# REQUEST:
How many lines in these records hold the string "October"? Reply with the number alone.

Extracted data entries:
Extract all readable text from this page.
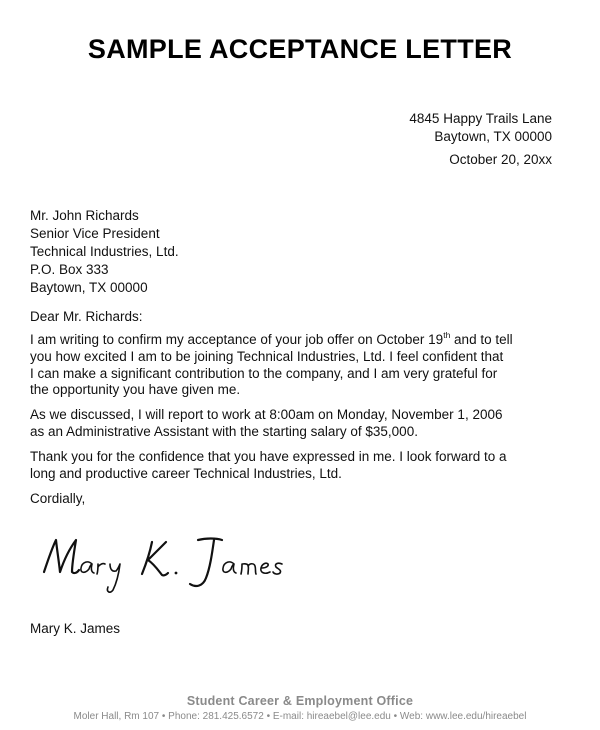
SAMPLE ACCEPTANCE LETTER
4845 Happy Trails Lane
Baytown, TX 00000
October 20, 20xx
Mr. John Richards
Senior Vice President
Technical Industries, Ltd.
P.O. Box 333
Baytown, TX 00000
Dear Mr. Richards:
I am writing to confirm my acceptance of your job offer on October 19th and to tell
you how excited I am to be joining Technical Industries, Ltd. I feel confident that
I can make a significant contribution to the company, and I am very grateful for
the opportunity you have given me.
As we discussed, I will report to work at 8:00am on Monday, November 1, 2006
as an Administrative Assistant with the starting salary of $35,000.
Thank you for the confidence that you have expressed in me. I look forward to a
long and productive career Technical Industries, Ltd.
Cordially,
Mary K. James
Student Career & Employment Office
Moler Hall, Rm 107 • Phone: 281.425.6572 • E-mail: hireaebel@lee.edu • Web: www.lee.edu/hireaebel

# ANSWER TO THIS PROBLEM:
2